## SET TASK
Transcribe each entry below exactly. Pictures do not go in the copy.

## MATERIAL PROVIDED
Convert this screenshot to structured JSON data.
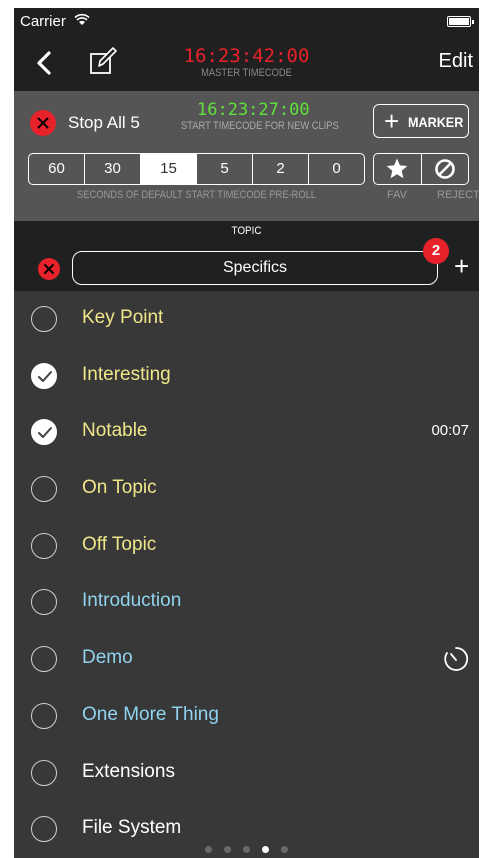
{
  "status_bar": {
    "carrier": "Carrier"
  },
  "nav": {
    "master_timecode": "16:23:42:00",
    "master_timecode_label": "MASTER TIMECODE",
    "edit_label": "Edit"
  },
  "controls": {
    "stop_all_label": "Stop All 5",
    "start_timecode": "16:23:27:00",
    "start_timecode_label": "START TIMECODE FOR NEW CLIPS",
    "marker_label": "MARKER",
    "preroll_options": [
      "60",
      "30",
      "15",
      "5",
      "2",
      "0"
    ],
    "preroll_selected": "15",
    "preroll_label": "SECONDS OF DEFAULT START TIMECODE PRE-ROLL",
    "fav_label": "FAV",
    "reject_label": "REJECT"
  },
  "topic": {
    "heading": "TOPIC",
    "value": "Specifics",
    "badge_count": "2"
  },
  "items": [
    {
      "label": "Key Point",
      "checked": false,
      "color": "#f0e68a",
      "time": "",
      "timer": false
    },
    {
      "label": "Interesting",
      "checked": true,
      "color": "#f0e68a",
      "time": "",
      "timer": false
    },
    {
      "label": "Notable",
      "checked": true,
      "color": "#f0e68a",
      "time": "00:07",
      "timer": false
    },
    {
      "label": "On Topic",
      "checked": false,
      "color": "#f0e68a",
      "time": "",
      "timer": false
    },
    {
      "label": "Off Topic",
      "checked": false,
      "color": "#f0e68a",
      "time": "",
      "timer": false
    },
    {
      "label": "Introduction",
      "checked": false,
      "color": "#8fd3ee",
      "time": "",
      "timer": false
    },
    {
      "label": "Demo",
      "checked": false,
      "color": "#8fd3ee",
      "time": "",
      "timer": true
    },
    {
      "label": "One More Thing",
      "checked": false,
      "color": "#8fd3ee",
      "time": "",
      "timer": false
    },
    {
      "label": "Extensions",
      "checked": false,
      "color": "#ffffff",
      "time": "",
      "timer": false
    },
    {
      "label": "File System",
      "checked": false,
      "color": "#ffffff",
      "time": "",
      "timer": false
    }
  ],
  "pager": {
    "pages": 5,
    "current": 4
  },
  "colors": {
    "accent_red": "#e8222a",
    "timecode_green": "#5fe33a",
    "topic_yellow": "#f0e68a",
    "topic_blue": "#8fd3ee"
  }
}
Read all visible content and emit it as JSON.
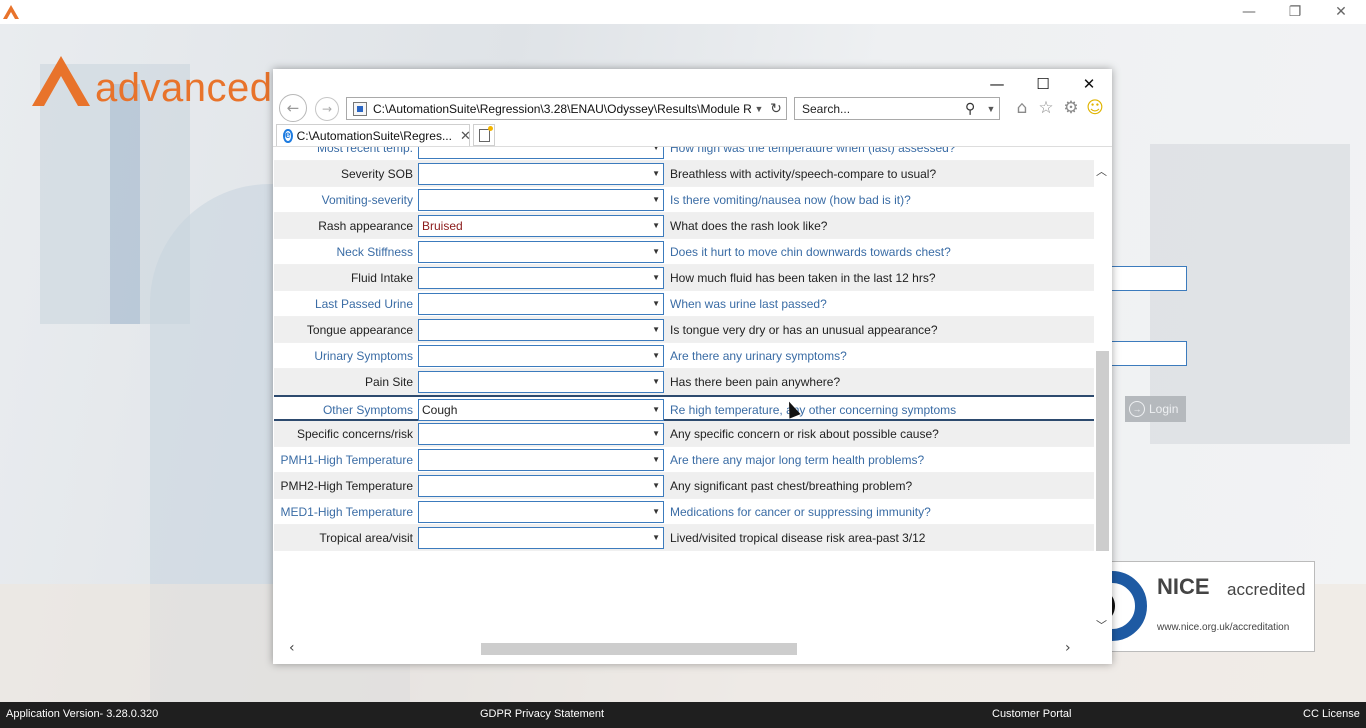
{
  "app": {
    "brand_text": "advanced",
    "window_controls": {
      "minimize": "—",
      "restore": "❐",
      "close": "✕"
    },
    "login_label": "Login",
    "nice": {
      "title": "NICE",
      "subtitle": "accredited",
      "url": "www.nice.org.uk/accreditation"
    },
    "statusbar": {
      "version": "Application Version- 3.28.0.320",
      "gdpr": "GDPR Privacy Statement",
      "portal": "Customer Portal",
      "license": "CC License"
    },
    "colors": {
      "brand_orange": "#e8732b",
      "status_bar": "#1f1f1f",
      "link_blue": "#3a6ca5",
      "nice_blue": "#1e5aa3"
    }
  },
  "browser": {
    "address": "C:\\AutomationSuite\\Regression\\3.28\\ENAU\\Odyssey\\Results\\Module R",
    "search_placeholder": "Search...",
    "tab_title": "C:\\AutomationSuite\\Regres...",
    "icons": [
      "back-icon",
      "forward-icon",
      "page-icon",
      "refresh-icon",
      "search-icon",
      "home-icon",
      "star-icon",
      "gear-icon",
      "smiley-icon"
    ],
    "rows": [
      {
        "label": "Most recent temp.",
        "value": "",
        "question": "How high was the temperature when (last) assessed?",
        "style": "blue"
      },
      {
        "label": "Severity SOB",
        "value": "",
        "question": "Breathless with activity/speech-compare to usual?",
        "style": "dark"
      },
      {
        "label": "Vomiting-severity",
        "value": "",
        "question": "Is there vomiting/nausea now (how bad is it)?",
        "style": "blue"
      },
      {
        "label": "Rash appearance",
        "value": "Bruised",
        "question": "What does the rash look like?",
        "style": "dark"
      },
      {
        "label": "Neck Stiffness",
        "value": "",
        "question": "Does it hurt to move chin downwards towards chest?",
        "style": "blue"
      },
      {
        "label": "Fluid Intake",
        "value": "",
        "question": "How much fluid has been taken in the last 12 hrs?",
        "style": "dark"
      },
      {
        "label": "Last Passed Urine",
        "value": "",
        "question": "When was urine last passed?",
        "style": "blue"
      },
      {
        "label": "Tongue appearance",
        "value": "",
        "question": "Is tongue very dry or has an unusual appearance?",
        "style": "dark"
      },
      {
        "label": "Urinary Symptoms",
        "value": "",
        "question": "Are there any urinary symptoms?",
        "style": "blue"
      },
      {
        "label": "Pain Site",
        "value": "",
        "question": "Has there been pain anywhere?",
        "style": "dark"
      },
      {
        "label": "Other Symptoms",
        "value": "Cough",
        "question": "Re high temperature, any other concerning symptoms",
        "style": "blue"
      },
      {
        "label": "Specific concerns/risk",
        "value": "",
        "question": "Any specific concern or risk about possible cause?",
        "style": "dark"
      },
      {
        "label": "PMH1-High Temperature",
        "value": "",
        "question": "Are there any major long term health problems?",
        "style": "blue"
      },
      {
        "label": "PMH2-High Temperature",
        "value": "",
        "question": "Any significant past chest/breathing problem?",
        "style": "dark"
      },
      {
        "label": "MED1-High Temperature",
        "value": "",
        "question": "Medications for cancer or suppressing immunity?",
        "style": "blue"
      },
      {
        "label": "Tropical area/visit",
        "value": "",
        "question": "Lived/visited tropical disease risk area-past 3/12",
        "style": "dark"
      }
    ]
  }
}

## ANSWER TO THE TASK
Convert this screenshot to structured JSON data.
{
  "status_bar": {
    "carrier": "Carrier"
  },
  "nav": {
    "master_timecode": "16:23:42:00",
    "master_timecode_label": "MASTER TIMECODE",
    "edit_label": "Edit"
  },
  "controls": {
    "stop_all_label": "Stop All 5",
    "start_timecode": "16:23:27:00",
    "start_timecode_label": "START TIMECODE FOR NEW CLIPS",
    "marker_label": "MARKER",
    "preroll_options": [
      "60",
      "30",
      "15",
      "5",
      "2",
      "0"
    ],
    "preroll_selected": "15",
    "preroll_label": "SECONDS OF DEFAULT START TIMECODE PRE-ROLL",
    "fav_label": "FAV",
    "reject_label": "REJECT"
  },
  "topic": {
    "heading": "TOPIC",
    "value": "Specifics",
    "badge_count": "2"
  },
  "items": [
    {
      "label": "Key Point",
      "checked": false,
      "color": "#f0e68a",
      "time": "",
      "timer": false
    },
    {
      "label": "Interesting",
      "checked": true,
      "color": "#f0e68a",
      "time": "",
      "timer": false
    },
    {
      "label": "Notable",
      "checked": true,
      "color": "#f0e68a",
      "time": "00:07",
      "timer": false
    },
    {
      "label": "On Topic",
      "checked": false,
      "color": "#f0e68a",
      "time": "",
      "timer": false
    },
    {
      "label": "Off Topic",
      "checked": false,
      "color": "#f0e68a",
      "time": "",
      "timer": false
    },
    {
      "label": "Introduction",
      "checked": false,
      "color": "#8fd3ee",
      "time": "",
      "timer": false
    },
    {
      "label": "Demo",
      "checked": false,
      "color": "#8fd3ee",
      "time": "",
      "timer": true
    },
    {
      "label": "One More Thing",
      "checked": false,
      "color": "#8fd3ee",
      "time": "",
      "timer": false
    },
    {
      "label": "Extensions",
      "checked": false,
      "color": "#ffffff",
      "time": "",
      "timer": false
    },
    {
      "label": "File System",
      "checked": false,
      "color": "#ffffff",
      "time": "",
      "timer": false
    }
  ],
  "pager": {
    "pages": 5,
    "current": 4
  },
  "colors": {
    "accent_red": "#e8222a",
    "timecode_green": "#5fe33a",
    "topic_yellow": "#f0e68a",
    "topic_blue": "#8fd3ee"
  }
}
Read all visible content and emit it as JSON.
{
  "app": {
    "brand_text": "advanced",
    "window_controls": {
      "minimize": "—",
      "restore": "❐",
      "close": "✕"
    },
    "login_label": "Login",
    "nice": {
      "title": "NICE",
      "subtitle": "accredited",
      "url": "www.nice.org.uk/accreditation"
    },
    "statusbar": {
      "version": "Application Version- 3.28.0.320",
      "gdpr": "GDPR Privacy Statement",
      "portal": "Customer Portal",
      "license": "CC License"
    },
    "colors": {
      "brand_orange": "#e8732b",
      "status_bar": "#1f1f1f",
      "link_blue": "#3a6ca5",
      "nice_blue": "#1e5aa3"
    }
  },
  "browser": {
    "address": "C:\\AutomationSuite\\Regression\\3.28\\ENAU\\Odyssey\\Results\\Module R",
    "search_placeholder": "Search...",
    "tab_title": "C:\\AutomationSuite\\Regres...",
    "icons": [
      "back-icon",
      "forward-icon",
      "page-icon",
      "refresh-icon",
      "search-icon",
      "home-icon",
      "star-icon",
      "gear-icon",
      "smiley-icon"
    ],
    "rows": [
      {
        "label": "Most recent temp.",
        "value": "",
        "question": "How high was the temperature when (last) assessed?",
        "style": "blue"
      },
      {
        "label": "Severity SOB",
        "value": "",
        "question": "Breathless with activity/speech-compare to usual?",
        "style": "dark"
      },
      {
        "label": "Vomiting-severity",
        "value": "",
        "question": "Is there vomiting/nausea now (how bad is it)?",
        "style": "blue"
      },
      {
        "label": "Rash appearance",
        "value": "Bruised",
        "question": "What does the rash look like?",
        "style": "dark"
      },
      {
        "label": "Neck Stiffness",
        "value": "",
        "question": "Does it hurt to move chin downwards towards chest?",
        "style": "blue"
      },
      {
        "label": "Fluid Intake",
        "value": "",
        "question": "How much fluid has been taken in the last 12 hrs?",
        "style": "dark"
      },
      {
        "label": "Last Passed Urine",
        "value": "",
        "question": "When was urine last passed?",
        "style": "blue"
      },
      {
        "label": "Tongue appearance",
        "value": "",
        "question": "Is tongue very dry or has an unusual appearance?",
        "style": "dark"
      },
      {
        "label": "Urinary Symptoms",
        "value": "",
        "question": "Are there any urinary symptoms?",
        "style": "blue"
      },
      {
        "label": "Pain Site",
        "value": "",
        "question": "Has there been pain anywhere?",
        "style": "dark"
      },
      {
        "label": "Other Symptoms",
        "value": "Cough",
        "question": "Re high temperature, any other concerning symptoms",
        "style": "blue"
      },
      {
        "label": "Specific concerns/risk",
        "value": "",
        "question": "Any specific concern or risk about possible cause?",
        "style": "dark"
      },
      {
        "label": "PMH1-High Temperature",
        "value": "",
        "question": "Are there any major long term health problems?",
        "style": "blue"
      },
      {
        "label": "PMH2-High Temperature",
        "value": "",
        "question": "Any significant past chest/breathing problem?",
        "style": "dark"
      },
      {
        "label": "MED1-High Temperature",
        "value": "",
        "question": "Medications for cancer or suppressing immunity?",
        "style": "blue"
      },
      {
        "label": "Tropical area/visit",
        "value": "",
        "question": "Lived/visited tropical disease risk area-past 3/12",
        "style": "dark"
      }
    ]
  }
}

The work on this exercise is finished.